### What you have to do:
Copy every line that contains the string "type" from the entries below.

### Provided information:
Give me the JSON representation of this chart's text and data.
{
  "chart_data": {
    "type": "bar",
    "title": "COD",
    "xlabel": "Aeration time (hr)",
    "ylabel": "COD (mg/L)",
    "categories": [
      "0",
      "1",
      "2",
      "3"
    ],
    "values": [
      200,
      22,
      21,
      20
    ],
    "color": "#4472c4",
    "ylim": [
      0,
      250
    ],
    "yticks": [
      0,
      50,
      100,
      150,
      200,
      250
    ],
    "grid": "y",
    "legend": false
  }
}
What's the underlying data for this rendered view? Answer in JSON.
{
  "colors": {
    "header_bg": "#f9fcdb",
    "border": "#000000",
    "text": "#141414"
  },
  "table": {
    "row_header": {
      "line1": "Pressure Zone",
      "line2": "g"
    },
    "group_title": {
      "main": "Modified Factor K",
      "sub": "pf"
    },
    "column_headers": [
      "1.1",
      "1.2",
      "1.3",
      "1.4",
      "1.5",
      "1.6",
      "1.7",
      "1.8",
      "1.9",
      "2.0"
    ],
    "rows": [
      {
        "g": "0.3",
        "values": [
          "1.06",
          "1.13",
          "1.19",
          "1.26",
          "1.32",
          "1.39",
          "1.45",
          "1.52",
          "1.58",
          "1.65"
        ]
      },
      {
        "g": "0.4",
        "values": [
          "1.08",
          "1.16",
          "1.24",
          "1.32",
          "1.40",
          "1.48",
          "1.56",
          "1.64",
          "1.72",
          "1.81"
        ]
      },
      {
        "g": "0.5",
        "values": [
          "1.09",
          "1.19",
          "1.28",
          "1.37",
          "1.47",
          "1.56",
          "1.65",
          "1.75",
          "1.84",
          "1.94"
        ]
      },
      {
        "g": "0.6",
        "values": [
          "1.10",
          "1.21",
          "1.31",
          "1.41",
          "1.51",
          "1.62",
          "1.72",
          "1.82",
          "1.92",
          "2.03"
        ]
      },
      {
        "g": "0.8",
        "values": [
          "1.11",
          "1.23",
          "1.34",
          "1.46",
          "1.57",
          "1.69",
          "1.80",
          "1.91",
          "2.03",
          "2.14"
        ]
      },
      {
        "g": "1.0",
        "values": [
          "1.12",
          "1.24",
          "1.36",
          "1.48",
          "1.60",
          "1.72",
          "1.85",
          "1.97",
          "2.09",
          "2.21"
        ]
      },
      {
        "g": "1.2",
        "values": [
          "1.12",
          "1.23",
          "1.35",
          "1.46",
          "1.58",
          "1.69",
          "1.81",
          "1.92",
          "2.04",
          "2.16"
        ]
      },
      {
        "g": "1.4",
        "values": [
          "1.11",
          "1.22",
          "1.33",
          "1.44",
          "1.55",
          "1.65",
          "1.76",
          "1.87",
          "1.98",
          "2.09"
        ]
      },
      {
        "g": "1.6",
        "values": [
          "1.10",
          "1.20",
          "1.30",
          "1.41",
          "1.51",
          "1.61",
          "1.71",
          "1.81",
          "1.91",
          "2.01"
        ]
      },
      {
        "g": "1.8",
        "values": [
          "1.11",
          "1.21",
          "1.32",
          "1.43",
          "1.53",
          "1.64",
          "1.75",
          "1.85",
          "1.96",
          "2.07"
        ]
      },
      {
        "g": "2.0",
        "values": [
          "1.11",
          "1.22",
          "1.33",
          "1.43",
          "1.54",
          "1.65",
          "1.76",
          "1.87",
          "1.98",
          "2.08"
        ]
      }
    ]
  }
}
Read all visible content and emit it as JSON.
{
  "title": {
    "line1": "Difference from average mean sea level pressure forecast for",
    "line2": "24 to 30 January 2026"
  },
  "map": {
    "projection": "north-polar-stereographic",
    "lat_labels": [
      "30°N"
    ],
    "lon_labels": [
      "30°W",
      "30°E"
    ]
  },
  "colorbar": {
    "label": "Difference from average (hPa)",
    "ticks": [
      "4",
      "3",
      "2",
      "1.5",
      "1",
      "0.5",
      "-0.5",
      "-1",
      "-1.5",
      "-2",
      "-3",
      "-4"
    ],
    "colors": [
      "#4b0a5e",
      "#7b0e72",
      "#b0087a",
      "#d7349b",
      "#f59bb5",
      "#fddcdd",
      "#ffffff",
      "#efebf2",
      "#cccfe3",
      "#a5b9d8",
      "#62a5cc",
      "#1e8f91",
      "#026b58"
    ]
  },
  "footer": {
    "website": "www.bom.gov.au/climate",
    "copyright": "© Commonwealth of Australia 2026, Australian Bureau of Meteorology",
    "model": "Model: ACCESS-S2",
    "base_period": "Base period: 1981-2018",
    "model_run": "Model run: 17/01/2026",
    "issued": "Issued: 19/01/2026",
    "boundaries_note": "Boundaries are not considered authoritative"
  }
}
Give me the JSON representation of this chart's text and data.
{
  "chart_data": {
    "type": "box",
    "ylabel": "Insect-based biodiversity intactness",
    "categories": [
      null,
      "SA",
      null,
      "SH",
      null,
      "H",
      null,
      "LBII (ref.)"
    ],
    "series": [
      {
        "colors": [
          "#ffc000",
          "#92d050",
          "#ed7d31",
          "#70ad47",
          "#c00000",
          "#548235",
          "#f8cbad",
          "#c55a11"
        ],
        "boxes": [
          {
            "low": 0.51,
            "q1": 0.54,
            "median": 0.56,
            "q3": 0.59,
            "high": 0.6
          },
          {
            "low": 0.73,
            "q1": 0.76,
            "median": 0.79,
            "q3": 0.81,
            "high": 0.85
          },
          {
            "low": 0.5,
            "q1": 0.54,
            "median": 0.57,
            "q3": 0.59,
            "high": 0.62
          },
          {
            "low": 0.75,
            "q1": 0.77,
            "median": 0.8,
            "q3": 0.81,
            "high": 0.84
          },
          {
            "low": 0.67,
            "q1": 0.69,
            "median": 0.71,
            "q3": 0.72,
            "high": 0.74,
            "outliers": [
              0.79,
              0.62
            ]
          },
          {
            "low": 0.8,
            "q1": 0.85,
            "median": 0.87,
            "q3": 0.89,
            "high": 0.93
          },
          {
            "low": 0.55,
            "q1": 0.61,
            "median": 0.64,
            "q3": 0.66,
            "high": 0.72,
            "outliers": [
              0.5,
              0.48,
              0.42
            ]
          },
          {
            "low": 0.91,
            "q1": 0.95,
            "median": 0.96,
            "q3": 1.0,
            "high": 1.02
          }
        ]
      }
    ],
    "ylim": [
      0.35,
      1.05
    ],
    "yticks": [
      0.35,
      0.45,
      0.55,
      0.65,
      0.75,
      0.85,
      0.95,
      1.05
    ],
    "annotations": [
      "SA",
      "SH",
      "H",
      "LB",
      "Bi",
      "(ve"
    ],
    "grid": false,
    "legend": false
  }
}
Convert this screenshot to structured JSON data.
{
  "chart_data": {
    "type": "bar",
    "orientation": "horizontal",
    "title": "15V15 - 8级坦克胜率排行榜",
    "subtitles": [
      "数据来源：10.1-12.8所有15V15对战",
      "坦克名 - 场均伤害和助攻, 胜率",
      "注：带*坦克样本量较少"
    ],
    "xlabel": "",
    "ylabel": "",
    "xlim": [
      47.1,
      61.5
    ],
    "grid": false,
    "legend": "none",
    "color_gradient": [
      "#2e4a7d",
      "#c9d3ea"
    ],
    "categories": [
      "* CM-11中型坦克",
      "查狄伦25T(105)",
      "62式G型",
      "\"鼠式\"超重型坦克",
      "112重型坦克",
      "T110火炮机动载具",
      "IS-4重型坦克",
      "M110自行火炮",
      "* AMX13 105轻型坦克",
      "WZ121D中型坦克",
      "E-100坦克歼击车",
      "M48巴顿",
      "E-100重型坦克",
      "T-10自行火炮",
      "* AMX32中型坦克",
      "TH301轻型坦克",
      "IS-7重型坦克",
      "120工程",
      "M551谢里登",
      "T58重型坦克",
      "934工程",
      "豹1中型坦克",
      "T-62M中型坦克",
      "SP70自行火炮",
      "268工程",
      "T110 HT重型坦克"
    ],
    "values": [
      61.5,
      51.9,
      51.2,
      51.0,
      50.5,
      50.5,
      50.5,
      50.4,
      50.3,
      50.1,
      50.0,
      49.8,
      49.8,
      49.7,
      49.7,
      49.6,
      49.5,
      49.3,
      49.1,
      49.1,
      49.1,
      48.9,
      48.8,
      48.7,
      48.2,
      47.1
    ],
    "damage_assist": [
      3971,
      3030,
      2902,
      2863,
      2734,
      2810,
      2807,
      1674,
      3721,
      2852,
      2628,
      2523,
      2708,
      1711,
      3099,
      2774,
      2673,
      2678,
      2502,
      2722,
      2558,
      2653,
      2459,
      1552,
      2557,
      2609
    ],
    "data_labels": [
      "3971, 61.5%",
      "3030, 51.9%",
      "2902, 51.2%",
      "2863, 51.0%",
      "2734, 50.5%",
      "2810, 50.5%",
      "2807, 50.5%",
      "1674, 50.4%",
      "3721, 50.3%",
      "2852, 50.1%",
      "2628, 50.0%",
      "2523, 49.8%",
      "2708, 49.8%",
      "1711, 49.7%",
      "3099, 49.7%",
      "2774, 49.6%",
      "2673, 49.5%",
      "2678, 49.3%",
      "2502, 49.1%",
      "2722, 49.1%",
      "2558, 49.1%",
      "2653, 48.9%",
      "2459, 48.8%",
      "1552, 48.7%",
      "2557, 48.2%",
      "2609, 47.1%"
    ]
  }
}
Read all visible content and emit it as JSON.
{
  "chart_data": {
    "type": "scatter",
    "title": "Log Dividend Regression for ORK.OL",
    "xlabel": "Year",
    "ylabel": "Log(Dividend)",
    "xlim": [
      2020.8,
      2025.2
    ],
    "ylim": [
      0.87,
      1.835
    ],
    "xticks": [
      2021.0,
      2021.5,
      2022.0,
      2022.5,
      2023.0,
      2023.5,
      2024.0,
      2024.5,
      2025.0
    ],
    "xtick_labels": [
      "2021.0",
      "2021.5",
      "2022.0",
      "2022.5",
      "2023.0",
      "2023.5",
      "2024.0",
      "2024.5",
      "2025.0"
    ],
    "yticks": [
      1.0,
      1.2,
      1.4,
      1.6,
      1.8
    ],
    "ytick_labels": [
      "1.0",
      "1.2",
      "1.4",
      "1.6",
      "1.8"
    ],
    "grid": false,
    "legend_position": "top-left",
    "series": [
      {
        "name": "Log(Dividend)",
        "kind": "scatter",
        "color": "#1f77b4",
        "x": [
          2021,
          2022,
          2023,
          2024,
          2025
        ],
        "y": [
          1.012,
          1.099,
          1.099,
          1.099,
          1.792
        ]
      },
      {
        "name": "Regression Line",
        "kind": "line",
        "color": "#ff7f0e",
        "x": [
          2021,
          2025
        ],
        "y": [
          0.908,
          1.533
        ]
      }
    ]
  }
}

### Exercise output:
    "type": "bar",
    "type": "box",
    "type": "bar",
    "type": "scatter",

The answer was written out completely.